## YOUR OBJECTIVE
Please reproduce every record, keeping each one exactly as written.

Data items:
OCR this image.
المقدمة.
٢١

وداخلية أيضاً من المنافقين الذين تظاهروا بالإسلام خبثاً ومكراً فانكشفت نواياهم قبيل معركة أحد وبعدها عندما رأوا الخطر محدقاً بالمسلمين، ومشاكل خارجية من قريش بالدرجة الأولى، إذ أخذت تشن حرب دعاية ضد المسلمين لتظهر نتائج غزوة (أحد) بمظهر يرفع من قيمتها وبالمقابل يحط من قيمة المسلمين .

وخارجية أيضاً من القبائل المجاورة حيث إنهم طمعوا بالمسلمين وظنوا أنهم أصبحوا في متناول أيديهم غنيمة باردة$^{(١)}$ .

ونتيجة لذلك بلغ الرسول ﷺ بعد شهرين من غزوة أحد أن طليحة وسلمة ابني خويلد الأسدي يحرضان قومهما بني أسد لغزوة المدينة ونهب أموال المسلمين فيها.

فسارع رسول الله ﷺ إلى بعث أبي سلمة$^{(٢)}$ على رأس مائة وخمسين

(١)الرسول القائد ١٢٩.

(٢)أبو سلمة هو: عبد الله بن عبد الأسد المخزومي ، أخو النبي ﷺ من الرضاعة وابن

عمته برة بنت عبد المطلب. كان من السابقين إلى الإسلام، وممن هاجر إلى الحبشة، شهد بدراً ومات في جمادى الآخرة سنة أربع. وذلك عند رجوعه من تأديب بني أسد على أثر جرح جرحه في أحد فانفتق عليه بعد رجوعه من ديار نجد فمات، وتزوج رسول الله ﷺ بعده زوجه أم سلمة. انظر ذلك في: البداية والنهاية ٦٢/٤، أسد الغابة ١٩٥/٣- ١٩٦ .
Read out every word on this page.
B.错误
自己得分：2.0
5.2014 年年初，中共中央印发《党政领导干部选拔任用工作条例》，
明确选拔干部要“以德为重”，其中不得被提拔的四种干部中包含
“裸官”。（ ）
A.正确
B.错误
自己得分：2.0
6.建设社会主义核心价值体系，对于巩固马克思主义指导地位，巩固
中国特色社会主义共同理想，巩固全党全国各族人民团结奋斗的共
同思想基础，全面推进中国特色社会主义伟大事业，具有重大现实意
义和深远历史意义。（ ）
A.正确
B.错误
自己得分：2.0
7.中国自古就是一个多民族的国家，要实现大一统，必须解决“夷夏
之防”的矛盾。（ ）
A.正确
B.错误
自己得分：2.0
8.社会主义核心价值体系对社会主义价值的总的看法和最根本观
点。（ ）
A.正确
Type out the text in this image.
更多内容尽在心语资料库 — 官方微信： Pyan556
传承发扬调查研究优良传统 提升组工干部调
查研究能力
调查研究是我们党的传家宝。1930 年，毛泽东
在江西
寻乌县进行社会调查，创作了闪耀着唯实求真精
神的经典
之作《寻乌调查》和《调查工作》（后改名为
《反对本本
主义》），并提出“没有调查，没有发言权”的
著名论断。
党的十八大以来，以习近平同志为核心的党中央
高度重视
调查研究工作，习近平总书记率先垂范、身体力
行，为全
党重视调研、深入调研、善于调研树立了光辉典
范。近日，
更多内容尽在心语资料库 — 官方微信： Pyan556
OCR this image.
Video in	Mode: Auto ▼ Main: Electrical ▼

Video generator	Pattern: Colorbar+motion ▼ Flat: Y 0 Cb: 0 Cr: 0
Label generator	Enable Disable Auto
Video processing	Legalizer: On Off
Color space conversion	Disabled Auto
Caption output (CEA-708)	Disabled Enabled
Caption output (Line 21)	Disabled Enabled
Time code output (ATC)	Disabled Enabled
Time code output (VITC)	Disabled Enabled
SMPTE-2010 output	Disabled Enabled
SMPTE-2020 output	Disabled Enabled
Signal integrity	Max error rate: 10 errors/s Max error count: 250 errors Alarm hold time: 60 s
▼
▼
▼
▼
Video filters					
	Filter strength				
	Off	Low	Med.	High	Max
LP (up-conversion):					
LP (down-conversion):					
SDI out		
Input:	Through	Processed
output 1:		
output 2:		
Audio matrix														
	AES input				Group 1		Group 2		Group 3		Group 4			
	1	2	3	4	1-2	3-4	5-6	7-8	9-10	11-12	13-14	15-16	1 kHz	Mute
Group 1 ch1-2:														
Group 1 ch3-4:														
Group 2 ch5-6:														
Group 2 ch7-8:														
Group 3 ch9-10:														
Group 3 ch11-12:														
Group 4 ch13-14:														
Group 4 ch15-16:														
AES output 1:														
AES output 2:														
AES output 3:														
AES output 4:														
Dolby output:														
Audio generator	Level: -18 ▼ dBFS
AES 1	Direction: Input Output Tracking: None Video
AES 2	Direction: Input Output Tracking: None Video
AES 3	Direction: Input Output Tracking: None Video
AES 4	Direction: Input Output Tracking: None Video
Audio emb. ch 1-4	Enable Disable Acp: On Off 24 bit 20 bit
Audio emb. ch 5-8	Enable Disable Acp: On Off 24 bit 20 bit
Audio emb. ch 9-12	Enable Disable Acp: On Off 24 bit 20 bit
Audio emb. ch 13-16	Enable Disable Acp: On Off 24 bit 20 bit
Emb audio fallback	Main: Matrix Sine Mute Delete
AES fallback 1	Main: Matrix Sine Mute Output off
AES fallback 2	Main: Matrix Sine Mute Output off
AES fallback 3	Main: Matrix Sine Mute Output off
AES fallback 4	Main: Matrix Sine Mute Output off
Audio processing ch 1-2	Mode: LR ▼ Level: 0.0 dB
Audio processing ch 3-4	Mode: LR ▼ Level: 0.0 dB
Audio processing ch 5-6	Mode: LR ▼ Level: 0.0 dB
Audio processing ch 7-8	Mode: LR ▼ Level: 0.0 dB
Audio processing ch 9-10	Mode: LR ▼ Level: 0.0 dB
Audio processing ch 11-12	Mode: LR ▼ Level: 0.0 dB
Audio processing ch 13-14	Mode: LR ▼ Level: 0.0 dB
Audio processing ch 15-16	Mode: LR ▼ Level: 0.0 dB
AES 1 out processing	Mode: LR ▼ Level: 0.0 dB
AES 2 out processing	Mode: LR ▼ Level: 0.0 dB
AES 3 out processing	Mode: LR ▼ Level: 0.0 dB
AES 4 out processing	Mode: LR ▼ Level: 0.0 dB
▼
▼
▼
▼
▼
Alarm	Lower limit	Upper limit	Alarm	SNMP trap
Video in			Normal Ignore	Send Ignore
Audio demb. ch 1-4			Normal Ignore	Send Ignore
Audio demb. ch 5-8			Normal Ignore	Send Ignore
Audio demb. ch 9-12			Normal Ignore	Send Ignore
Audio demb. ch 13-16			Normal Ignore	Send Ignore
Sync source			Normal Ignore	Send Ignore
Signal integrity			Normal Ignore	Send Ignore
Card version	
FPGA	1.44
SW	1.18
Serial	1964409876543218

## OUTPUT
OCR this image.
المقدمة.
٢١

وداخلية أيضاً من المنافقين الذين تظاهروا بالإسلام خبثاً ومكراً فانكشفت نواياهم قبيل معركة أحد وبعدها عندما رأوا الخطر محدقاً بالمسلمين، ومشاكل خارجية من قريش بالدرجة الأولى، إذ أخذت تشن حرب دعاية ضد المسلمين لتظهر نتائج غزوة (أحد) بمظهر يرفع من قيمتها وبالمقابل يحط من قيمة المسلمين .

وخارجية أيضاً من القبائل المجاورة حيث إنهم طمعوا بالمسلمين وظنوا أنهم أصبحوا في متناول أيديهم غنيمة باردة$^{(١)}$ .

ونتيجة لذلك بلغ الرسول ﷺ بعد شهرين من غزوة أحد أن طليحة وسلمة ابني خويلد الأسدي يحرضان قومهما بني أسد لغزوة المدينة ونهب أموال المسلمين فيها.

فسارع رسول الله ﷺ إلى بعث أبي سلمة$^{(٢)}$ على رأس مائة وخمسين

(١)الرسول القائد ١٢٩.

(٢)أبو سلمة هو: عبد الله بن عبد الأسد المخزومي ، أخو النبي ﷺ من الرضاعة وابن

عمته برة بنت عبد المطلب. كان من السابقين إلى الإسلام، وممن هاجر إلى الحبشة، شهد بدراً ومات في جمادى الآخرة سنة أربع. وذلك عند رجوعه من تأديب بني أسد على أثر جرح جرحه في أحد فانفتق عليه بعد رجوعه من ديار نجد فمات، وتزوج رسول الله ﷺ بعده زوجه أم سلمة. انظر ذلك في: البداية والنهاية ٦٢/٤، أسد الغابة ١٩٥/٣- ١٩٦ .
Read out every word on this page.
B.错误
自己得分：2.0
5.2014 年年初，中共中央印发《党政领导干部选拔任用工作条例》，
明确选拔干部要“以德为重”，其中不得被提拔的四种干部中包含
“裸官”。（ ）
A.正确
B.错误
自己得分：2.0
6.建设社会主义核心价值体系，对于巩固马克思主义指导地位，巩固
中国特色社会主义共同理想，巩固全党全国各族人民团结奋斗的共
同思想基础，全面推进中国特色社会主义伟大事业，具有重大现实意
义和深远历史意义。（ ）
A.正确
B.错误
自己得分：2.0
7.中国自古就是一个多民族的国家，要实现大一统，必须解决“夷夏
之防”的矛盾。（ ）
A.正确
B.错误
自己得分：2.0
8.社会主义核心价值体系对社会主义价值的总的看法和最根本观
点。（ ）
A.正确
Type out the text in this image.
更多内容尽在心语资料库 — 官方微信： Pyan556
传承发扬调查研究优良传统 提升组工干部调
查研究能力
调查研究是我们党的传家宝。1930 年，毛泽东
在江西
寻乌县进行社会调查，创作了闪耀着唯实求真精
神的经典
之作《寻乌调查》和《调查工作》（后改名为
《反对本本
主义》），并提出“没有调查，没有发言权”的
著名论断。
党的十八大以来，以习近平同志为核心的党中央
高度重视
调查研究工作，习近平总书记率先垂范、身体力
行，为全
党重视调研、深入调研、善于调研树立了光辉典
范。近日，
更多内容尽在心语资料库 — 官方微信： Pyan556
OCR this image.
Video in	Mode: Auto ▼ Main: Electrical ▼

Video generator	Pattern: Colorbar+motion ▼ Flat: Y 0 Cb: 0 Cr: 0
Label generator	Enable Disable Auto
Video processing	Legalizer: On Off
Color space conversion	Disabled Auto
Caption output (CEA-708)	Disabled Enabled
Caption output (Line 21)	Disabled Enabled
Time code output (ATC)	Disabled Enabled
Time code output (VITC)	Disabled Enabled
SMPTE-2010 output	Disabled Enabled
SMPTE-2020 output	Disabled Enabled
Signal integrity	Max error rate: 10 errors/s Max error count: 250 errors Alarm hold time: 60 s
▼
▼
▼
▼
Video filters					
	Filter strength				
	Off	Low	Med.	High	Max
LP (up-conversion):					
LP (down-conversion):					
SDI out		
Input:	Through	Processed
output 1:		
output 2:		
Audio matrix														
	AES input				Group 1		Group 2		Group 3		Group 4			
	1	2	3	4	1-2	3-4	5-6	7-8	9-10	11-12	13-14	15-16	1 kHz	Mute
Group 1 ch1-2:														
Group 1 ch3-4:														
Group 2 ch5-6:														
Group 2 ch7-8:														
Group 3 ch9-10:														
Group 3 ch11-12:														
Group 4 ch13-14:														
Group 4 ch15-16:														
AES output 1:														
AES output 2:														
AES output 3:														
AES output 4:														
Dolby output:														
Audio generator	Level: -18 ▼ dBFS
AES 1	Direction: Input Output Tracking: None Video
AES 2	Direction: Input Output Tracking: None Video
AES 3	Direction: Input Output Tracking: None Video
AES 4	Direction: Input Output Tracking: None Video
Audio emb. ch 1-4	Enable Disable Acp: On Off 24 bit 20 bit
Audio emb. ch 5-8	Enable Disable Acp: On Off 24 bit 20 bit
Audio emb. ch 9-12	Enable Disable Acp: On Off 24 bit 20 bit
Audio emb. ch 13-16	Enable Disable Acp: On Off 24 bit 20 bit
Emb audio fallback	Main: Matrix Sine Mute Delete
AES fallback 1	Main: Matrix Sine Mute Output off
AES fallback 2	Main: Matrix Sine Mute Output off
AES fallback 3	Main: Matrix Sine Mute Output off
AES fallback 4	Main: Matrix Sine Mute Output off
Audio processing ch 1-2	Mode: LR ▼ Level: 0.0 dB
Audio processing ch 3-4	Mode: LR ▼ Level: 0.0 dB
Audio processing ch 5-6	Mode: LR ▼ Level: 0.0 dB
Audio processing ch 7-8	Mode: LR ▼ Level: 0.0 dB
Audio processing ch 9-10	Mode: LR ▼ Level: 0.0 dB
Audio processing ch 11-12	Mode: LR ▼ Level: 0.0 dB
Audio processing ch 13-14	Mode: LR ▼ Level: 0.0 dB
Audio processing ch 15-16	Mode: LR ▼ Level: 0.0 dB
AES 1 out processing	Mode: LR ▼ Level: 0.0 dB
AES 2 out processing	Mode: LR ▼ Level: 0.0 dB
AES 3 out processing	Mode: LR ▼ Level: 0.0 dB
AES 4 out processing	Mode: LR ▼ Level: 0.0 dB
▼
▼
▼
▼
▼
Alarm	Lower limit	Upper limit	Alarm	SNMP trap
Video in			Normal Ignore	Send Ignore
Audio demb. ch 1-4			Normal Ignore	Send Ignore
Audio demb. ch 5-8			Normal Ignore	Send Ignore
Audio demb. ch 9-12			Normal Ignore	Send Ignore
Audio demb. ch 13-16			Normal Ignore	Send Ignore
Sync source			Normal Ignore	Send Ignore
Signal integrity			Normal Ignore	Send Ignore
Card version	
FPGA	1.44
SW	1.18
Serial	1964409876543218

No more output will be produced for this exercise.